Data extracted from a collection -
----

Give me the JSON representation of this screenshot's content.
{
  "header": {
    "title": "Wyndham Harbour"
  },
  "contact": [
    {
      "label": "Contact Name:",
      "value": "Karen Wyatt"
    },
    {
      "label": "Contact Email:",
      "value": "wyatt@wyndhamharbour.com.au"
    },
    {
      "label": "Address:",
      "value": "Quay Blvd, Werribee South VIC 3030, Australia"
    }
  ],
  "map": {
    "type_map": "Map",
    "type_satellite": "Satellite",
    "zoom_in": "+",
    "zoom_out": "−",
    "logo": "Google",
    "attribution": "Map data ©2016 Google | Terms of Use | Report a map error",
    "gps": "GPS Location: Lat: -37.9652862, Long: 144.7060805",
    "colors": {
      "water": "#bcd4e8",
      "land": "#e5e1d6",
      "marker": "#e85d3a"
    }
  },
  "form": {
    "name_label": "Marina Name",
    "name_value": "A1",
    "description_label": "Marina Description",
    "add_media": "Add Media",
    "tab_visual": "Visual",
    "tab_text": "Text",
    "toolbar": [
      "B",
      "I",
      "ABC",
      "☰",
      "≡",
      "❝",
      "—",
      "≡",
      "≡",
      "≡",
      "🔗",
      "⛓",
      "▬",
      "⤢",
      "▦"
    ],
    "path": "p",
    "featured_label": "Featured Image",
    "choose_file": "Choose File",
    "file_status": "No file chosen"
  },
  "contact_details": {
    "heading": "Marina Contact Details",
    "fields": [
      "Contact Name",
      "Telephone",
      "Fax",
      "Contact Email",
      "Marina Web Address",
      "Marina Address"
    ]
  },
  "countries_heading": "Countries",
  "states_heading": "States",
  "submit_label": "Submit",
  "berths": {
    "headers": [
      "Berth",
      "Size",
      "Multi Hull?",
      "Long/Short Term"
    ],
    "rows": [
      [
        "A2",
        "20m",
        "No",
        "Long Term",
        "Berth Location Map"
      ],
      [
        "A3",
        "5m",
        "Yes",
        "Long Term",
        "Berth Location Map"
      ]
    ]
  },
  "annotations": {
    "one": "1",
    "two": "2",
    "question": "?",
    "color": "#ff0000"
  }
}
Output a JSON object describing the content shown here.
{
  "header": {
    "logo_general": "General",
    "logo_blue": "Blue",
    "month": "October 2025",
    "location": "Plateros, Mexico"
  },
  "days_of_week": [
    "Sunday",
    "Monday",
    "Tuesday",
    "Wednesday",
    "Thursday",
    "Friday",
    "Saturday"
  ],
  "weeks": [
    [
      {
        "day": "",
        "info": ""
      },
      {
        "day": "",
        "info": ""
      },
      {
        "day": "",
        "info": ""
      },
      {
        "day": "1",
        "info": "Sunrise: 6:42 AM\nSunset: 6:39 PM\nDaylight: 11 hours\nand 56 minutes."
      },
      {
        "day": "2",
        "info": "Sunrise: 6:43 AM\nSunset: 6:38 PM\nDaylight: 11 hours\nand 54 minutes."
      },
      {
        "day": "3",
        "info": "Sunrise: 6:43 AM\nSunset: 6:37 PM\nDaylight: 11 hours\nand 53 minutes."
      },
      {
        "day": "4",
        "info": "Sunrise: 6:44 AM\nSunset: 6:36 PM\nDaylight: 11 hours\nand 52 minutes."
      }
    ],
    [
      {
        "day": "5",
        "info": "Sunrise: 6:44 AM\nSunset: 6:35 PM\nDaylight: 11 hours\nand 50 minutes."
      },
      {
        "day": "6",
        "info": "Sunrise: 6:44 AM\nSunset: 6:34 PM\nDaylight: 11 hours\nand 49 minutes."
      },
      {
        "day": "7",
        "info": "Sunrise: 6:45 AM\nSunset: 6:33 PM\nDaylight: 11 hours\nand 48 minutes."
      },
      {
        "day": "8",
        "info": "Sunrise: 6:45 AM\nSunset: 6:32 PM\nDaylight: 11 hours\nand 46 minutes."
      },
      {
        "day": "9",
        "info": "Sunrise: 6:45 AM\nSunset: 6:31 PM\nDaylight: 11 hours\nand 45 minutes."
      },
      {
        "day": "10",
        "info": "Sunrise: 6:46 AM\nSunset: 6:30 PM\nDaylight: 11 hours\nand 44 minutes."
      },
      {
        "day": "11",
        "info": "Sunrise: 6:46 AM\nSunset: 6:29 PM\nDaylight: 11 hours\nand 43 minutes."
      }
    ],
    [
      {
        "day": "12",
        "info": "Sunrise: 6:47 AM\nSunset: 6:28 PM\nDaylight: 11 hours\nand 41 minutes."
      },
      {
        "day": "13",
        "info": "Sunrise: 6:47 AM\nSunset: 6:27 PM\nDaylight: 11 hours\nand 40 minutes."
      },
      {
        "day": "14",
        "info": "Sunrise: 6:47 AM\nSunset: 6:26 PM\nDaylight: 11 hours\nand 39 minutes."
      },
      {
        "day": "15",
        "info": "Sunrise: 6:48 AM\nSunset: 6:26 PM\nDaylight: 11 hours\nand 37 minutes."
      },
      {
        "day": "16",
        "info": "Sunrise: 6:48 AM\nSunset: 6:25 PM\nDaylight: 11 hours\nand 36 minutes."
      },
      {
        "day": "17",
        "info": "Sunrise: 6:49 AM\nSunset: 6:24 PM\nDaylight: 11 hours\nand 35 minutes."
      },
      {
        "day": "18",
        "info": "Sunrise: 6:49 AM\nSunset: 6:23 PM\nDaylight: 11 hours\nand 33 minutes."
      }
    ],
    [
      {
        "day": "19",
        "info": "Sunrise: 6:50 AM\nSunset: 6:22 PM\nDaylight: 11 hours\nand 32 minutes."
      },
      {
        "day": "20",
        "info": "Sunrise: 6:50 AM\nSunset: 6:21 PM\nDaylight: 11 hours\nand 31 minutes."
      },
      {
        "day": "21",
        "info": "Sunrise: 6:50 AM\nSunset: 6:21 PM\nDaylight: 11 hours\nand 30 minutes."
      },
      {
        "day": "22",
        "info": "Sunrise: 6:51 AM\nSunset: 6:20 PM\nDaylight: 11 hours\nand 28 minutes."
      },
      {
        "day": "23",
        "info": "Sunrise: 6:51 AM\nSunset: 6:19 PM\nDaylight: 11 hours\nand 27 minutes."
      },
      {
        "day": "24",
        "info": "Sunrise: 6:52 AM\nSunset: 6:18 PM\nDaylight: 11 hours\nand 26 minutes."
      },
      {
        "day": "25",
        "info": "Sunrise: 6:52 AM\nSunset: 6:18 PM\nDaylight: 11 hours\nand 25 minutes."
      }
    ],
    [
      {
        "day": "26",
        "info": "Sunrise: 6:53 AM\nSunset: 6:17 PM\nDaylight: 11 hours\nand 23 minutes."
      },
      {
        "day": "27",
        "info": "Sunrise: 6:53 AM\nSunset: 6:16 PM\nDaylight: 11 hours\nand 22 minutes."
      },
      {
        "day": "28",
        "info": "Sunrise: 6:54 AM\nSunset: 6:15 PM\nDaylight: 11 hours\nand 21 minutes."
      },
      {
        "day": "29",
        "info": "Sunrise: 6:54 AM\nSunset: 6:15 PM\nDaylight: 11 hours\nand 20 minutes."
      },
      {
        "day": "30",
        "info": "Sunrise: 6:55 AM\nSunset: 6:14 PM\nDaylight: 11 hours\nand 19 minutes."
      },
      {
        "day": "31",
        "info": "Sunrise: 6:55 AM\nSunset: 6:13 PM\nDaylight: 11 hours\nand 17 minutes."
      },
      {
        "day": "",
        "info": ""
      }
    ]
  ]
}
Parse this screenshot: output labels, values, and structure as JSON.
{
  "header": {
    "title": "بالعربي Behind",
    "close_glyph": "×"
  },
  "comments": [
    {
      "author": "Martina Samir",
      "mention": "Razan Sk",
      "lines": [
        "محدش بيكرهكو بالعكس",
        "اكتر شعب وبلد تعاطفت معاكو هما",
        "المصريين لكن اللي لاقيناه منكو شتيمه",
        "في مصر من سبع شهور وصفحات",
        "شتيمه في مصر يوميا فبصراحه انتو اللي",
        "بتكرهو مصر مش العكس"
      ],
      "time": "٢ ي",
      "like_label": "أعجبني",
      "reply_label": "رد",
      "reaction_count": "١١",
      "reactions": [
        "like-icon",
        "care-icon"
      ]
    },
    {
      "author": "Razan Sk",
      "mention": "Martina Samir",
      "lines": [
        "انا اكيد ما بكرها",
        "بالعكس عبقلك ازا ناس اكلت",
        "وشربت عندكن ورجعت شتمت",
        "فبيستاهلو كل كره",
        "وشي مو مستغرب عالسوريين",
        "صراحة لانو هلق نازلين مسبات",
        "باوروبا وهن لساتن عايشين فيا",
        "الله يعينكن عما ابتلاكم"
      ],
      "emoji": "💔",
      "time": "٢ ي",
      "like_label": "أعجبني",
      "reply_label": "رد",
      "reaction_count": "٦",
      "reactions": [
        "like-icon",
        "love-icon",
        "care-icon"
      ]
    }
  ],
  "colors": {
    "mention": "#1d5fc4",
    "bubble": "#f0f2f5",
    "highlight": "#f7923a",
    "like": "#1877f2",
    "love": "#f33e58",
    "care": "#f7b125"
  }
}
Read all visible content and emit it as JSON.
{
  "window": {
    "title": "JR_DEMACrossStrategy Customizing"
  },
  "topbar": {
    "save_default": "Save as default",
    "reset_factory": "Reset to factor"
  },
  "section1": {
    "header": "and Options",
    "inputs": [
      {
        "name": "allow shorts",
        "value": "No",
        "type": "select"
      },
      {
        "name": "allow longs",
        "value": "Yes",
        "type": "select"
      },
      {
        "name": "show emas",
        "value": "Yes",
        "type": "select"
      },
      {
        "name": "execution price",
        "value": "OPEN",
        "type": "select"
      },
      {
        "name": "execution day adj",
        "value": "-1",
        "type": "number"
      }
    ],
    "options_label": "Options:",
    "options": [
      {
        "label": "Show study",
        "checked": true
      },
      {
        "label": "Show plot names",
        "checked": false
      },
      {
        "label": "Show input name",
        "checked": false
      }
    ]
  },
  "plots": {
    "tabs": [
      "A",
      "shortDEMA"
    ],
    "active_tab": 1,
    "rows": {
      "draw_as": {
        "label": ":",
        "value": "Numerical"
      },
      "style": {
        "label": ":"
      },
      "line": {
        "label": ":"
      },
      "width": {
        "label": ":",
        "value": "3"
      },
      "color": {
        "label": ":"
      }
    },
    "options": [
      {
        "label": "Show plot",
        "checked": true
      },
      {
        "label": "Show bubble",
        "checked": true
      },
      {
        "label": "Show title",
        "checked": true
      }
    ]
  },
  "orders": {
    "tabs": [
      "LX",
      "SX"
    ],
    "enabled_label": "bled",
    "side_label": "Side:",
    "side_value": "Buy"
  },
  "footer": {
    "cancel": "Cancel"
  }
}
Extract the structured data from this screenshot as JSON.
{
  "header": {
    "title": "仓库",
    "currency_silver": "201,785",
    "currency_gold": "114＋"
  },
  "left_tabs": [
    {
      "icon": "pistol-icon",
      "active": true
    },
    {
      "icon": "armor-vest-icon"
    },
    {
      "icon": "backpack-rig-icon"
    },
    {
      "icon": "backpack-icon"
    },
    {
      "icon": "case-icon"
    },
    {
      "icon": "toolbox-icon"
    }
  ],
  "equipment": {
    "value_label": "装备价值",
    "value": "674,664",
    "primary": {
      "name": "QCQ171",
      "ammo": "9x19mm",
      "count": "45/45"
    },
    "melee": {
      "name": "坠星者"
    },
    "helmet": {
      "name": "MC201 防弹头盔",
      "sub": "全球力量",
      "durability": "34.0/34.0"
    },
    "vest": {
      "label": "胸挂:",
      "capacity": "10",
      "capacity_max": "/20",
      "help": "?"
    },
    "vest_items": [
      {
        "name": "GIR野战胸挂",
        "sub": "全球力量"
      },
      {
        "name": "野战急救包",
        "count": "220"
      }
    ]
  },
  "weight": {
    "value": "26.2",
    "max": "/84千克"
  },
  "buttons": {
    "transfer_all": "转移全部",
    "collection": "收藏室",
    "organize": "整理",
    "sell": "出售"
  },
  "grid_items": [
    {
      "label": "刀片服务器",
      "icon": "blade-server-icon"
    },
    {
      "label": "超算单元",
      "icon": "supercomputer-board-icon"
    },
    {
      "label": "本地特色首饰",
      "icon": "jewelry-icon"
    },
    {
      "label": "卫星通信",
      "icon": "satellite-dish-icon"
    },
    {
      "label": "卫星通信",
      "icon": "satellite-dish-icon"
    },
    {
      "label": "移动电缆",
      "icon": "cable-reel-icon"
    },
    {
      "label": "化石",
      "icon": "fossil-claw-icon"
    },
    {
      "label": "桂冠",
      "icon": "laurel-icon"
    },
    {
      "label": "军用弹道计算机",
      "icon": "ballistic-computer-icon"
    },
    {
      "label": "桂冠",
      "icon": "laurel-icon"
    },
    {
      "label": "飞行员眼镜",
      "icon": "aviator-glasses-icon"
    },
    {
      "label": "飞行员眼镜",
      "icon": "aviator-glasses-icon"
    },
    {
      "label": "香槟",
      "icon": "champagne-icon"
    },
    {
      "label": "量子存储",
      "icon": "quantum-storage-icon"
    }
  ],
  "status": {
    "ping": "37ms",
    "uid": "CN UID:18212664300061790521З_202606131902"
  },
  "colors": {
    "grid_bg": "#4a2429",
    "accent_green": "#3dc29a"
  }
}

----

Stated problem - Find every line in the records that contains the word "Samir"; copy those lines.

Written solution -
      "author": "Martina Samir",
      "mention": "Martina Samir",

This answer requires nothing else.